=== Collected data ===
------------------------------------------------------------------------

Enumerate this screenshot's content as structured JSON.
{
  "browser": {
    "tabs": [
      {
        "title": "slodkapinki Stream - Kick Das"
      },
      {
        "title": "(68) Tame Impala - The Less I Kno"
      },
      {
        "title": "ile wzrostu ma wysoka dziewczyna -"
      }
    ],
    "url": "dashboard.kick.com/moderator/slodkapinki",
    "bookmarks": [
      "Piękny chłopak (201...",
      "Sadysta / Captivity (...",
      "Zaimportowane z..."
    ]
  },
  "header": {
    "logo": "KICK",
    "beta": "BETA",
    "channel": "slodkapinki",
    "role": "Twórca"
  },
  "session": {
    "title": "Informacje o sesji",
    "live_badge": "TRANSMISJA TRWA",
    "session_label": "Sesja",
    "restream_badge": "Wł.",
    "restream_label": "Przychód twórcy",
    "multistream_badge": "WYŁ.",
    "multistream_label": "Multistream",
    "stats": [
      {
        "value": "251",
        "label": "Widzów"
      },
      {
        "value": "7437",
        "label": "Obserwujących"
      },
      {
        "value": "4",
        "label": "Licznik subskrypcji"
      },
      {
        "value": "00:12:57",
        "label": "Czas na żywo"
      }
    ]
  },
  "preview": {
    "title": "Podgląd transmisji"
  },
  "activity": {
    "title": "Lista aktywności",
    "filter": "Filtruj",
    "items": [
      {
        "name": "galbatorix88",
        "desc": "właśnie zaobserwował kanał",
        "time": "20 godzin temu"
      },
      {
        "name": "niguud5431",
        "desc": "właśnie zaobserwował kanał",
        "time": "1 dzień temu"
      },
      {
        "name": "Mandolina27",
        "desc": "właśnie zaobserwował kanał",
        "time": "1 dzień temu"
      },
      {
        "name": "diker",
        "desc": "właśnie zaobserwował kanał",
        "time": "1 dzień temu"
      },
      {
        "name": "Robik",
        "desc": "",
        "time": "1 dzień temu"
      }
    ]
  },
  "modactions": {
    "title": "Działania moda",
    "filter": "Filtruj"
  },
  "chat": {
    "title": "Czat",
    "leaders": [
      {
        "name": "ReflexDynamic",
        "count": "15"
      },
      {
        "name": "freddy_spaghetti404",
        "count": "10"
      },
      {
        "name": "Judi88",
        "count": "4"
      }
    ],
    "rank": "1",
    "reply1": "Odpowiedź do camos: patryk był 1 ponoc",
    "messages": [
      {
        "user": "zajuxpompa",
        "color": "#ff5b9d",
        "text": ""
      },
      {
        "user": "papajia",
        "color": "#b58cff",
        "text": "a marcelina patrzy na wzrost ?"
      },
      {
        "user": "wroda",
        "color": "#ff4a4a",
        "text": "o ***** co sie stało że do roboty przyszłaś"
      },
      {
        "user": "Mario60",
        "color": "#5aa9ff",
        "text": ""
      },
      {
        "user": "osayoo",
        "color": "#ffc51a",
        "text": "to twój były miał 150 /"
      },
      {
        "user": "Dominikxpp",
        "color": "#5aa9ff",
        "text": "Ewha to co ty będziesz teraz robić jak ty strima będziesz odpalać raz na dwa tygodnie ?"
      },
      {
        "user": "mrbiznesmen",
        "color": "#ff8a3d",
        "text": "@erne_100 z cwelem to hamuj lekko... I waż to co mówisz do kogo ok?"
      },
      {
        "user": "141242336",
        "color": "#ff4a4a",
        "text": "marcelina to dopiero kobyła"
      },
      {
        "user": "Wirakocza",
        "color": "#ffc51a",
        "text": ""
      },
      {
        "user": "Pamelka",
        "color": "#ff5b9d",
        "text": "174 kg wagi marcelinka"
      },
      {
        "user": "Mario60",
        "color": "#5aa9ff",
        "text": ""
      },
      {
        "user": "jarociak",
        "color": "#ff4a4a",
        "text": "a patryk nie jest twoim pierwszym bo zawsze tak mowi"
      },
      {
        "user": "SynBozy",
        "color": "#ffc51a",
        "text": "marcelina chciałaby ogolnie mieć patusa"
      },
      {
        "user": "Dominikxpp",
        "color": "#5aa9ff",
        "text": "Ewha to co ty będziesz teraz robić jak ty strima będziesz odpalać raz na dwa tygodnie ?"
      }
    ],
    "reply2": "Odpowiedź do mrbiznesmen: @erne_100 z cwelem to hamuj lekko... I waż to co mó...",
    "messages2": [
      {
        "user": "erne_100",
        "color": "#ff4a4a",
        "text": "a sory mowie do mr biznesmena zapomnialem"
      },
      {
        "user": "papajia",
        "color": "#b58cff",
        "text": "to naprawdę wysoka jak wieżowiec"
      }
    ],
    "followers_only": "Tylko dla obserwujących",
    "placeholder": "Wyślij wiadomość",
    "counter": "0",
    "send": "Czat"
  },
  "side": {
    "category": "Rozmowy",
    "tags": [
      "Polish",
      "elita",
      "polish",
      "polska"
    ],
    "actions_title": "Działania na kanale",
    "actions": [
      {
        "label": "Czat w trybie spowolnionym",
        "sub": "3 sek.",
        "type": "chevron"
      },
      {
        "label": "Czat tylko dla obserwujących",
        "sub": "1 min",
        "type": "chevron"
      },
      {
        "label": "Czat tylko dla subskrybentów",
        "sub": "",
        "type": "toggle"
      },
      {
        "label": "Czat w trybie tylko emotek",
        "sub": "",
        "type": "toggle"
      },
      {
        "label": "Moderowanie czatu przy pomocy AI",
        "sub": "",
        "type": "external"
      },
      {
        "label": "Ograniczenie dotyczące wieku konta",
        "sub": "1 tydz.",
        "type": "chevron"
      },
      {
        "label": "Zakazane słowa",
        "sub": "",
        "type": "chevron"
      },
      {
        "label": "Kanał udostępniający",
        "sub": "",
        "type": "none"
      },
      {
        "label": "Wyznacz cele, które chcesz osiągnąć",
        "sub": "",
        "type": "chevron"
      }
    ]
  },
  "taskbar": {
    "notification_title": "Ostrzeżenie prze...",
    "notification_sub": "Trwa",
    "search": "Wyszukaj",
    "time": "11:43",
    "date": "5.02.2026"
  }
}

------------------------------------------------------------------------

=== WORK REQUIRED ===
Copy every record above exactly as it appears.

=== EXERCISE SOLUTION ===
Enumerate this screenshot's content as structured JSON.
{
  "browser": {
    "tabs": [
      {
        "title": "slodkapinki Stream - Kick Das"
      },
      {
        "title": "(68) Tame Impala - The Less I Kno"
      },
      {
        "title": "ile wzrostu ma wysoka dziewczyna -"
      }
    ],
    "url": "dashboard.kick.com/moderator/slodkapinki",
    "bookmarks": [
      "Piękny chłopak (201...",
      "Sadysta / Captivity (...",
      "Zaimportowane z..."
    ]
  },
  "header": {
    "logo": "KICK",
    "beta": "BETA",
    "channel": "slodkapinki",
    "role": "Twórca"
  },
  "session": {
    "title": "Informacje o sesji",
    "live_badge": "TRANSMISJA TRWA",
    "session_label": "Sesja",
    "restream_badge": "Wł.",
    "restream_label": "Przychód twórcy",
    "multistream_badge": "WYŁ.",
    "multistream_label": "Multistream",
    "stats": [
      {
        "value": "251",
        "label": "Widzów"
      },
      {
        "value": "7437",
        "label": "Obserwujących"
      },
      {
        "value": "4",
        "label": "Licznik subskrypcji"
      },
      {
        "value": "00:12:57",
        "label": "Czas na żywo"
      }
    ]
  },
  "preview": {
    "title": "Podgląd transmisji"
  },
  "activity": {
    "title": "Lista aktywności",
    "filter": "Filtruj",
    "items": [
      {
        "name": "galbatorix88",
        "desc": "właśnie zaobserwował kanał",
        "time": "20 godzin temu"
      },
      {
        "name": "niguud5431",
        "desc": "właśnie zaobserwował kanał",
        "time": "1 dzień temu"
      },
      {
        "name": "Mandolina27",
        "desc": "właśnie zaobserwował kanał",
        "time": "1 dzień temu"
      },
      {
        "name": "diker",
        "desc": "właśnie zaobserwował kanał",
        "time": "1 dzień temu"
      },
      {
        "name": "Robik",
        "desc": "",
        "time": "1 dzień temu"
      }
    ]
  },
  "modactions": {
    "title": "Działania moda",
    "filter": "Filtruj"
  },
  "chat": {
    "title": "Czat",
    "leaders": [
      {
        "name": "ReflexDynamic",
        "count": "15"
      },
      {
        "name": "freddy_spaghetti404",
        "count": "10"
      },
      {
        "name": "Judi88",
        "count": "4"
      }
    ],
    "rank": "1",
    "reply1": "Odpowiedź do camos: patryk był 1 ponoc",
    "messages": [
      {
        "user": "zajuxpompa",
        "color": "#ff5b9d",
        "text": ""
      },
      {
        "user": "papajia",
        "color": "#b58cff",
        "text": "a marcelina patrzy na wzrost ?"
      },
      {
        "user": "wroda",
        "color": "#ff4a4a",
        "text": "o ***** co sie stało że do roboty przyszłaś"
      },
      {
        "user": "Mario60",
        "color": "#5aa9ff",
        "text": ""
      },
      {
        "user": "osayoo",
        "color": "#ffc51a",
        "text": "to twój były miał 150 /"
      },
      {
        "user": "Dominikxpp",
        "color": "#5aa9ff",
        "text": "Ewha to co ty będziesz teraz robić jak ty strima będziesz odpalać raz na dwa tygodnie ?"
      },
      {
        "user": "mrbiznesmen",
        "color": "#ff8a3d",
        "text": "@erne_100 z cwelem to hamuj lekko... I waż to co mówisz do kogo ok?"
      },
      {
        "user": "141242336",
        "color": "#ff4a4a",
        "text": "marcelina to dopiero kobyła"
      },
      {
        "user": "Wirakocza",
        "color": "#ffc51a",
        "text": ""
      },
      {
        "user": "Pamelka",
        "color": "#ff5b9d",
        "text": "174 kg wagi marcelinka"
      },
      {
        "user": "Mario60",
        "color": "#5aa9ff",
        "text": ""
      },
      {
        "user": "jarociak",
        "color": "#ff4a4a",
        "text": "a patryk nie jest twoim pierwszym bo zawsze tak mowi"
      },
      {
        "user": "SynBozy",
        "color": "#ffc51a",
        "text": "marcelina chciałaby ogolnie mieć patusa"
      },
      {
        "user": "Dominikxpp",
        "color": "#5aa9ff",
        "text": "Ewha to co ty będziesz teraz robić jak ty strima będziesz odpalać raz na dwa tygodnie ?"
      }
    ],
    "reply2": "Odpowiedź do mrbiznesmen: @erne_100 z cwelem to hamuj lekko... I waż to co mó...",
    "messages2": [
      {
        "user": "erne_100",
        "color": "#ff4a4a",
        "text": "a sory mowie do mr biznesmena zapomnialem"
      },
      {
        "user": "papajia",
        "color": "#b58cff",
        "text": "to naprawdę wysoka jak wieżowiec"
      }
    ],
    "followers_only": "Tylko dla obserwujących",
    "placeholder": "Wyślij wiadomość",
    "counter": "0",
    "send": "Czat"
  },
  "side": {
    "category": "Rozmowy",
    "tags": [
      "Polish",
      "elita",
      "polish",
      "polska"
    ],
    "actions_title": "Działania na kanale",
    "actions": [
      {
        "label": "Czat w trybie spowolnionym",
        "sub": "3 sek.",
        "type": "chevron"
      },
      {
        "label": "Czat tylko dla obserwujących",
        "sub": "1 min",
        "type": "chevron"
      },
      {
        "label": "Czat tylko dla subskrybentów",
        "sub": "",
        "type": "toggle"
      },
      {
        "label": "Czat w trybie tylko emotek",
        "sub": "",
        "type": "toggle"
      },
      {
        "label": "Moderowanie czatu przy pomocy AI",
        "sub": "",
        "type": "external"
      },
      {
        "label": "Ograniczenie dotyczące wieku konta",
        "sub": "1 tydz.",
        "type": "chevron"
      },
      {
        "label": "Zakazane słowa",
        "sub": "",
        "type": "chevron"
      },
      {
        "label": "Kanał udostępniający",
        "sub": "",
        "type": "none"
      },
      {
        "label": "Wyznacz cele, które chcesz osiągnąć",
        "sub": "",
        "type": "chevron"
      }
    ]
  },
  "taskbar": {
    "notification_title": "Ostrzeżenie prze...",
    "notification_sub": "Trwa",
    "search": "Wyszukaj",
    "time": "11:43",
    "date": "5.02.2026"
  }
}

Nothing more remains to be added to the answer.